WHAT YOU WILL DO: Using the entries that follow, count the lines containing the word "JSON" and give that number by itself.

Stored items
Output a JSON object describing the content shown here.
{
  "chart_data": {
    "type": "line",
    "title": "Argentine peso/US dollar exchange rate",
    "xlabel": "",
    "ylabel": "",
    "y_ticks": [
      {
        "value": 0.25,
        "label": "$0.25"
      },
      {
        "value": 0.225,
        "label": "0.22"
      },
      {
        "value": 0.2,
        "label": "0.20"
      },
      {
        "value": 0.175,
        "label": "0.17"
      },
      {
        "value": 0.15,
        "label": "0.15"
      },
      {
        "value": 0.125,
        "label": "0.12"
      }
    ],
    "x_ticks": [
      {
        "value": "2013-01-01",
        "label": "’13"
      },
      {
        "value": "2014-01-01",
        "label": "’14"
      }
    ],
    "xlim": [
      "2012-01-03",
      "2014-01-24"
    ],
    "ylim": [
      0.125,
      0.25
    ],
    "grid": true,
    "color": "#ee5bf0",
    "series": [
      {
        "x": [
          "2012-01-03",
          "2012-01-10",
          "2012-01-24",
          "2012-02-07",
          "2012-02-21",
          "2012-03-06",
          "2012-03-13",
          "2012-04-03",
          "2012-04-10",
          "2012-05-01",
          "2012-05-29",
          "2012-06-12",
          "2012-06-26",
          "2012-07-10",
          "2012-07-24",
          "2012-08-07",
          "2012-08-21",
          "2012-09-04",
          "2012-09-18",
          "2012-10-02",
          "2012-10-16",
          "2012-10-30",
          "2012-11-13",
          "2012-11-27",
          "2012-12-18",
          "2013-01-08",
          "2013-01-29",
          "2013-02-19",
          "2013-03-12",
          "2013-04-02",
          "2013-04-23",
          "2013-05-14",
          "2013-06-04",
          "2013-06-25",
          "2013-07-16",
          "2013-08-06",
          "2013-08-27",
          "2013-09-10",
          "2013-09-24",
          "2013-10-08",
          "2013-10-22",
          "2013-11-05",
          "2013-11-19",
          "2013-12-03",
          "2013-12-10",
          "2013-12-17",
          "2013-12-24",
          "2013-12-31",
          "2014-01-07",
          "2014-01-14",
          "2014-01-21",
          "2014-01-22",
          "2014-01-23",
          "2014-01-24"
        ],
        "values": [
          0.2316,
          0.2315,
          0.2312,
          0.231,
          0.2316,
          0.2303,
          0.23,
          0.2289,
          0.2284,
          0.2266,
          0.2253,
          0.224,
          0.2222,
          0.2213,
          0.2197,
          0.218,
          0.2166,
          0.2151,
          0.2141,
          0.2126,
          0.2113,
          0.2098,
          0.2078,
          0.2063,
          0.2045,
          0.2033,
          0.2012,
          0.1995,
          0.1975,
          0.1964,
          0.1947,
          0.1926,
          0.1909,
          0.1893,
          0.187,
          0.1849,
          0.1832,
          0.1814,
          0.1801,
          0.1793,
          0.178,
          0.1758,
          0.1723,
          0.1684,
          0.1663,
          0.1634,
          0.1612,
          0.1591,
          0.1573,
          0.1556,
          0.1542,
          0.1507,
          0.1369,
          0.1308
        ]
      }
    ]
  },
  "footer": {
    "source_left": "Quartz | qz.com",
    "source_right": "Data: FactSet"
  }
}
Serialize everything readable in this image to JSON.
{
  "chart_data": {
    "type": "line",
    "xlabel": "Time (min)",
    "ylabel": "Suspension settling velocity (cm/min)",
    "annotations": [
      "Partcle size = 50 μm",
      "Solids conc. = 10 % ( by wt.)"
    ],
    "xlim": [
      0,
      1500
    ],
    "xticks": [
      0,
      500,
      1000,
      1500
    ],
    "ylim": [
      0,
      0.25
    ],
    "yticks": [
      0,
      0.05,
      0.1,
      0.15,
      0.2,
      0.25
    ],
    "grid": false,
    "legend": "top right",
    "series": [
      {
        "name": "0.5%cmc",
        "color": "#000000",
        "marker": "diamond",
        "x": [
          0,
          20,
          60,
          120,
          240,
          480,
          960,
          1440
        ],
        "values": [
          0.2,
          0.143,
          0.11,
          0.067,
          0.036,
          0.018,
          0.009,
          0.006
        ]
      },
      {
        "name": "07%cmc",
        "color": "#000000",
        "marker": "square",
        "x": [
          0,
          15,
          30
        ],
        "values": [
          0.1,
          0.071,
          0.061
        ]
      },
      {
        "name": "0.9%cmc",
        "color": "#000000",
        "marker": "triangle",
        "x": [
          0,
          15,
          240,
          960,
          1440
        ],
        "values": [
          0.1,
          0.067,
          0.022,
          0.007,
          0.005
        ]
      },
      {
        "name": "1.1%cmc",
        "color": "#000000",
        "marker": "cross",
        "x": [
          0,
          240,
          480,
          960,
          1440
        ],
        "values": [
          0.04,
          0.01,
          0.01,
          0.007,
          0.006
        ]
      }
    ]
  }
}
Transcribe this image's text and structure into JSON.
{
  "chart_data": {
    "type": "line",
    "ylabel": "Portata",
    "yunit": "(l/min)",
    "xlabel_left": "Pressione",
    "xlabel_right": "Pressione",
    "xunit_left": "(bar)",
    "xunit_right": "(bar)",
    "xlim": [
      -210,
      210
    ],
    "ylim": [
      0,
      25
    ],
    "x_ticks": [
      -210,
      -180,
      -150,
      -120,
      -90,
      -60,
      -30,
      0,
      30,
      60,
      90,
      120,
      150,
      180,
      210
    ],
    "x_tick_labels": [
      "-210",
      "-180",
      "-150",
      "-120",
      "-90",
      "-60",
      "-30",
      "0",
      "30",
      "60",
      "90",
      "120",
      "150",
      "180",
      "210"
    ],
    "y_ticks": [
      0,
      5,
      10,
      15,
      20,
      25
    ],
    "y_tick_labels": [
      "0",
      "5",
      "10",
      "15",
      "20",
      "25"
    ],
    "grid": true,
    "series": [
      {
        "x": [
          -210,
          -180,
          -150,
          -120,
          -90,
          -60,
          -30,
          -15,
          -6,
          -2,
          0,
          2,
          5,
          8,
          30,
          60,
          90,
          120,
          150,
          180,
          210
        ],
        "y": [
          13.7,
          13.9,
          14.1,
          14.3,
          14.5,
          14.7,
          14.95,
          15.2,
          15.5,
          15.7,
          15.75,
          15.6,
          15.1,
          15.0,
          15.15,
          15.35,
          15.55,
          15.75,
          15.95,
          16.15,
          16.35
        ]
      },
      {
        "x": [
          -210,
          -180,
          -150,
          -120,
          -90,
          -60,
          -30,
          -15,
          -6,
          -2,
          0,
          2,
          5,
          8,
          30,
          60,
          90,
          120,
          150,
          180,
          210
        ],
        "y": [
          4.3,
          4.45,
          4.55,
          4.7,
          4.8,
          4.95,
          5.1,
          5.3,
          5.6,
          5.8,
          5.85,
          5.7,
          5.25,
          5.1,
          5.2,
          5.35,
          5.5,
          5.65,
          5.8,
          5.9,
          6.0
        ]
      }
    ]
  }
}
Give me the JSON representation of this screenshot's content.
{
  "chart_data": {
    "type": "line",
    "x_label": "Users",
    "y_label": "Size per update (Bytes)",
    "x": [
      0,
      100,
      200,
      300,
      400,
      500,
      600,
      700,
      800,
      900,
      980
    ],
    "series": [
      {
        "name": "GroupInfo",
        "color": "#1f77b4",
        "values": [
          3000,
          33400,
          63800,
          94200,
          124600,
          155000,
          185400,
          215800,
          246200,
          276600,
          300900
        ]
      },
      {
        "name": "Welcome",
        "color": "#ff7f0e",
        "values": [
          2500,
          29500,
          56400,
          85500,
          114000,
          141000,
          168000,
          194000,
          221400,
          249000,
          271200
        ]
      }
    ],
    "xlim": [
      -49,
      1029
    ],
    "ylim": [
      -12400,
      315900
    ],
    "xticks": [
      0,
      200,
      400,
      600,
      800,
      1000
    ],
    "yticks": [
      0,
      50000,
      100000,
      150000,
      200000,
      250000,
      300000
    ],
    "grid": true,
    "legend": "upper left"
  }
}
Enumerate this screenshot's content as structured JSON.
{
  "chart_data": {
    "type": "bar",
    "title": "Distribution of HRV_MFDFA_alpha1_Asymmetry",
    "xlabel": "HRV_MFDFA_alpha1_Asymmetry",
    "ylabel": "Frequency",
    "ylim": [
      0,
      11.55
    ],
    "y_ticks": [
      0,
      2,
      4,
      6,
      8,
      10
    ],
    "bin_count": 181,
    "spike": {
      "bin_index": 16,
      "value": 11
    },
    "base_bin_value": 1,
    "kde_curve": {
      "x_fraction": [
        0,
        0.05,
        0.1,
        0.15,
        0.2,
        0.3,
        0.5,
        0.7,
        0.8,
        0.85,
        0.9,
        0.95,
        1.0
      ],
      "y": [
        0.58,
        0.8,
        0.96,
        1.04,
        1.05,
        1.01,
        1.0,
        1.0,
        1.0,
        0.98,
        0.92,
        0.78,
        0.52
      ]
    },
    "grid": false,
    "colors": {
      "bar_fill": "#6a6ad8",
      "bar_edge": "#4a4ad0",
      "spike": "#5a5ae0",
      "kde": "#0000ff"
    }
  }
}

RESULT: 5